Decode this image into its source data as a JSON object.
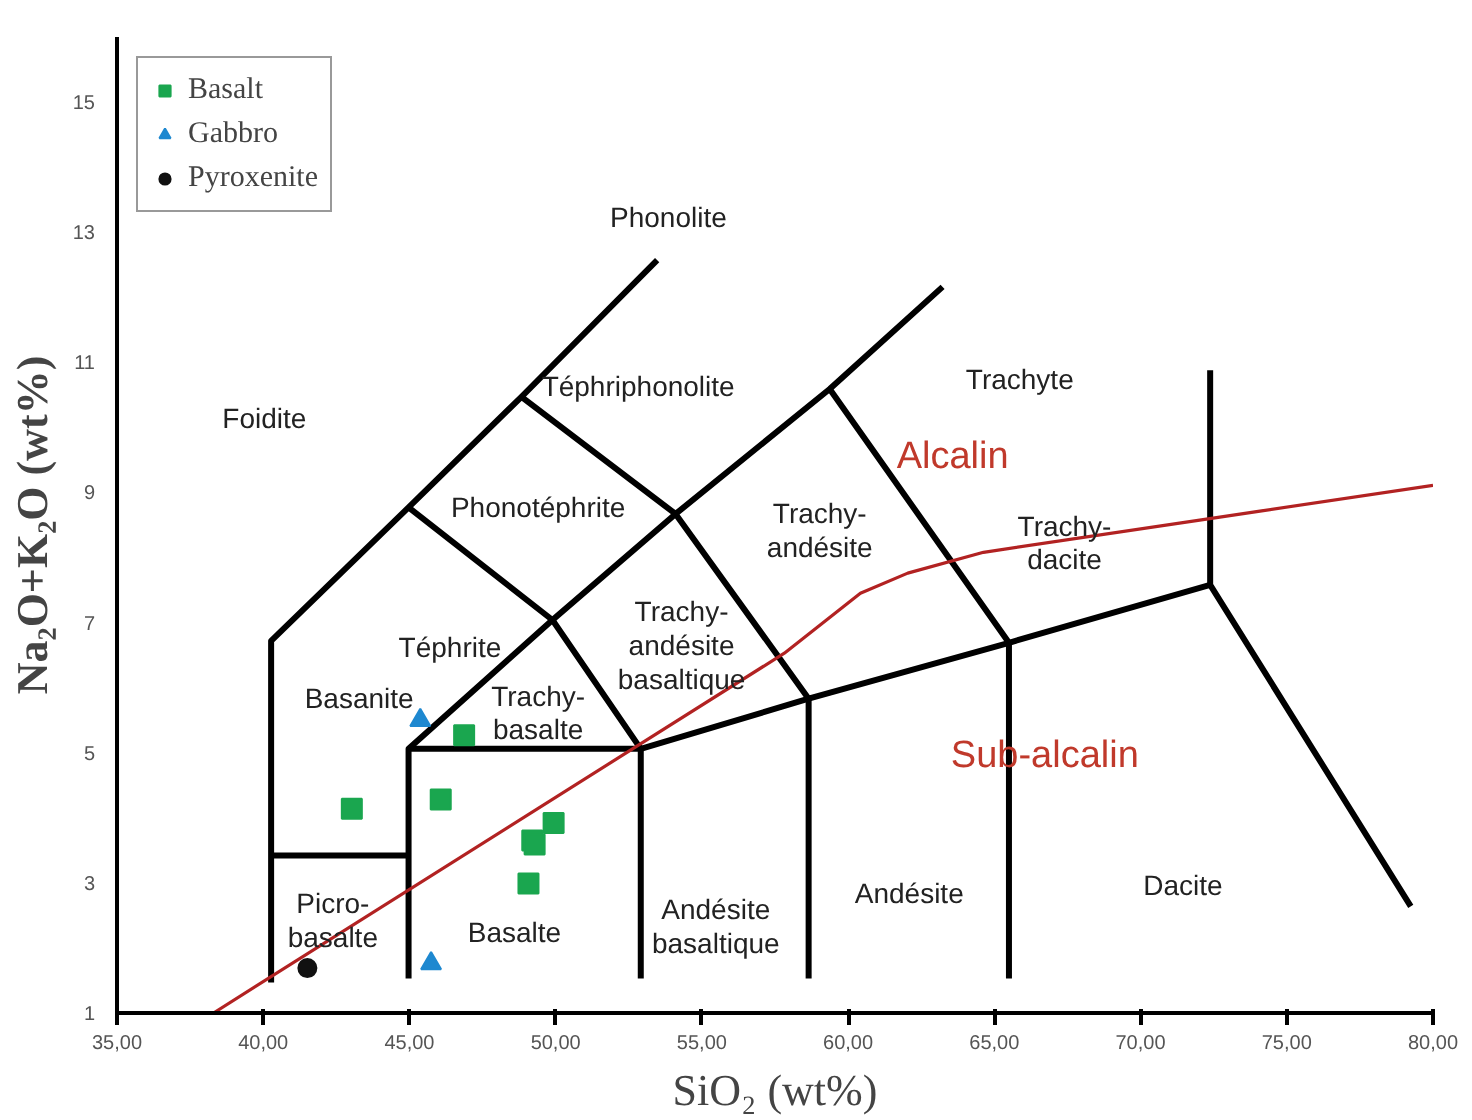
{
  "chart_data": {
    "type": "scatter",
    "xlabel": "SiO₂ (wt%)",
    "ylabel": "Na₂O+K₂O (wt%)",
    "xlim": [
      35,
      80
    ],
    "ylim": [
      1,
      16
    ],
    "xticks": [
      {
        "value": 35,
        "label": "35,00"
      },
      {
        "value": 40,
        "label": "40,00"
      },
      {
        "value": 45,
        "label": "45,00"
      },
      {
        "value": 50,
        "label": "50,00"
      },
      {
        "value": 55,
        "label": "55,00"
      },
      {
        "value": 60,
        "label": "60,00"
      },
      {
        "value": 65,
        "label": "65,00"
      },
      {
        "value": 70,
        "label": "70,00"
      },
      {
        "value": 75,
        "label": "75,00"
      },
      {
        "value": 80,
        "label": "80,00"
      }
    ],
    "yticks": [
      1,
      3,
      5,
      7,
      9,
      11,
      13,
      15
    ],
    "grid": false,
    "legend": "top left",
    "series": [
      {
        "type": "line",
        "color": "#000000",
        "x": [
          40.27,
          40.27,
          44.97,
          48.83,
          53.47
        ],
        "values": [
          1.47,
          6.72,
          8.77,
          10.47,
          12.57
        ]
      },
      {
        "type": "line",
        "color": "#000000",
        "x": [
          40.27,
          44.97
        ],
        "values": [
          3.42,
          3.42
        ]
      },
      {
        "type": "line",
        "color": "#000000",
        "x": [
          44.97,
          44.97,
          49.89,
          54.1,
          59.37,
          63.23
        ],
        "values": [
          1.53,
          5.06,
          7.04,
          8.67,
          10.59,
          12.16
        ]
      },
      {
        "type": "line",
        "color": "#000000",
        "x": [
          44.97,
          52.91,
          52.91
        ],
        "values": [
          5.06,
          5.06,
          1.53
        ]
      },
      {
        "type": "line",
        "color": "#000000",
        "x": [
          44.97,
          49.89,
          52.91
        ],
        "values": [
          8.77,
          7.04,
          5.06
        ]
      },
      {
        "type": "line",
        "color": "#000000",
        "x": [
          48.83,
          54.1,
          58.65,
          58.65
        ],
        "values": [
          10.47,
          8.67,
          5.83,
          1.53
        ]
      },
      {
        "type": "line",
        "color": "#000000",
        "x": [
          52.91,
          58.65,
          65.5,
          72.38
        ],
        "values": [
          5.06,
          5.83,
          6.69,
          7.58
        ]
      },
      {
        "type": "line",
        "color": "#000000",
        "x": [
          59.37,
          65.5,
          65.5
        ],
        "values": [
          10.59,
          6.69,
          1.53
        ]
      },
      {
        "type": "line",
        "color": "#000000",
        "x": [
          72.38,
          72.38,
          79.24
        ],
        "values": [
          10.88,
          7.58,
          2.64
        ]
      },
      {
        "type": "line",
        "color": "#b22222",
        "x": [
          38.3,
          57.82,
          60.42,
          62.04,
          64.63,
          72.08,
          80
        ],
        "values": [
          1.0,
          6.53,
          7.45,
          7.76,
          8.08,
          8.58,
          9.11
        ]
      },
      {
        "name": "Basalt",
        "color": "#1aa64f",
        "marker": "square",
        "x": [
          43.03,
          46.07,
          46.87,
          49.93,
          49.2,
          49.28,
          49.07
        ],
        "values": [
          4.14,
          4.28,
          5.27,
          3.92,
          3.65,
          3.59,
          2.99
        ]
      },
      {
        "name": "Gabbro",
        "color": "#1e88d0",
        "marker": "triangle",
        "x": [
          45.37,
          45.74
        ],
        "values": [
          5.5,
          1.76
        ]
      },
      {
        "name": "Pyroxenite",
        "color": "#111111",
        "marker": "circle",
        "x": [
          41.51
        ],
        "values": [
          1.69
        ]
      }
    ],
    "annotations": [
      "Foidite",
      "Phonolite",
      "Téphriphonolite",
      "Trachyte",
      "Alcalin",
      "Phonotéphrite",
      "Trachy-\nandésite",
      "Trachy-\ndacite",
      "Trachy-\nandésite\nbasaltique",
      "Téphrite",
      "Basanite",
      "Trachy-\nbasalte",
      "Sub-alcalin",
      "Picro-\nbasalte",
      "Basalte",
      "Andésite\nbasaltique",
      "Andésite",
      "Dacite"
    ]
  }
}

[Exercise details]: Without the pictures, restate each entry exactly.

[Solved exercise]:
Decode this image into its source data as a JSON object.
{
  "chart_data": {
    "type": "scatter",
    "xlabel": "SiO₂ (wt%)",
    "ylabel": "Na₂O+K₂O (wt%)",
    "xlim": [
      35,
      80
    ],
    "ylim": [
      1,
      16
    ],
    "xticks": [
      {
        "value": 35,
        "label": "35,00"
      },
      {
        "value": 40,
        "label": "40,00"
      },
      {
        "value": 45,
        "label": "45,00"
      },
      {
        "value": 50,
        "label": "50,00"
      },
      {
        "value": 55,
        "label": "55,00"
      },
      {
        "value": 60,
        "label": "60,00"
      },
      {
        "value": 65,
        "label": "65,00"
      },
      {
        "value": 70,
        "label": "70,00"
      },
      {
        "value": 75,
        "label": "75,00"
      },
      {
        "value": 80,
        "label": "80,00"
      }
    ],
    "yticks": [
      1,
      3,
      5,
      7,
      9,
      11,
      13,
      15
    ],
    "grid": false,
    "legend": "top left",
    "series": [
      {
        "type": "line",
        "color": "#000000",
        "x": [
          40.27,
          40.27,
          44.97,
          48.83,
          53.47
        ],
        "values": [
          1.47,
          6.72,
          8.77,
          10.47,
          12.57
        ]
      },
      {
        "type": "line",
        "color": "#000000",
        "x": [
          40.27,
          44.97
        ],
        "values": [
          3.42,
          3.42
        ]
      },
      {
        "type": "line",
        "color": "#000000",
        "x": [
          44.97,
          44.97,
          49.89,
          54.1,
          59.37,
          63.23
        ],
        "values": [
          1.53,
          5.06,
          7.04,
          8.67,
          10.59,
          12.16
        ]
      },
      {
        "type": "line",
        "color": "#000000",
        "x": [
          44.97,
          52.91,
          52.91
        ],
        "values": [
          5.06,
          5.06,
          1.53
        ]
      },
      {
        "type": "line",
        "color": "#000000",
        "x": [
          44.97,
          49.89,
          52.91
        ],
        "values": [
          8.77,
          7.04,
          5.06
        ]
      },
      {
        "type": "line",
        "color": "#000000",
        "x": [
          48.83,
          54.1,
          58.65,
          58.65
        ],
        "values": [
          10.47,
          8.67,
          5.83,
          1.53
        ]
      },
      {
        "type": "line",
        "color": "#000000",
        "x": [
          52.91,
          58.65,
          65.5,
          72.38
        ],
        "values": [
          5.06,
          5.83,
          6.69,
          7.58
        ]
      },
      {
        "type": "line",
        "color": "#000000",
        "x": [
          59.37,
          65.5,
          65.5
        ],
        "values": [
          10.59,
          6.69,
          1.53
        ]
      },
      {
        "type": "line",
        "color": "#000000",
        "x": [
          72.38,
          72.38,
          79.24
        ],
        "values": [
          10.88,
          7.58,
          2.64
        ]
      },
      {
        "type": "line",
        "color": "#b22222",
        "x": [
          38.3,
          57.82,
          60.42,
          62.04,
          64.63,
          72.08,
          80
        ],
        "values": [
          1.0,
          6.53,
          7.45,
          7.76,
          8.08,
          8.58,
          9.11
        ]
      },
      {
        "name": "Basalt",
        "color": "#1aa64f",
        "marker": "square",
        "x": [
          43.03,
          46.07,
          46.87,
          49.93,
          49.2,
          49.28,
          49.07
        ],
        "values": [
          4.14,
          4.28,
          5.27,
          3.92,
          3.65,
          3.59,
          2.99
        ]
      },
      {
        "name": "Gabbro",
        "color": "#1e88d0",
        "marker": "triangle",
        "x": [
          45.37,
          45.74
        ],
        "values": [
          5.5,
          1.76
        ]
      },
      {
        "name": "Pyroxenite",
        "color": "#111111",
        "marker": "circle",
        "x": [
          41.51
        ],
        "values": [
          1.69
        ]
      }
    ],
    "annotations": [
      "Foidite",
      "Phonolite",
      "Téphriphonolite",
      "Trachyte",
      "Alcalin",
      "Phonotéphrite",
      "Trachy-\nandésite",
      "Trachy-\ndacite",
      "Trachy-\nandésite\nbasaltique",
      "Téphrite",
      "Basanite",
      "Trachy-\nbasalte",
      "Sub-alcalin",
      "Picro-\nbasalte",
      "Basalte",
      "Andésite\nbasaltique",
      "Andésite",
      "Dacite"
    ]
  }
}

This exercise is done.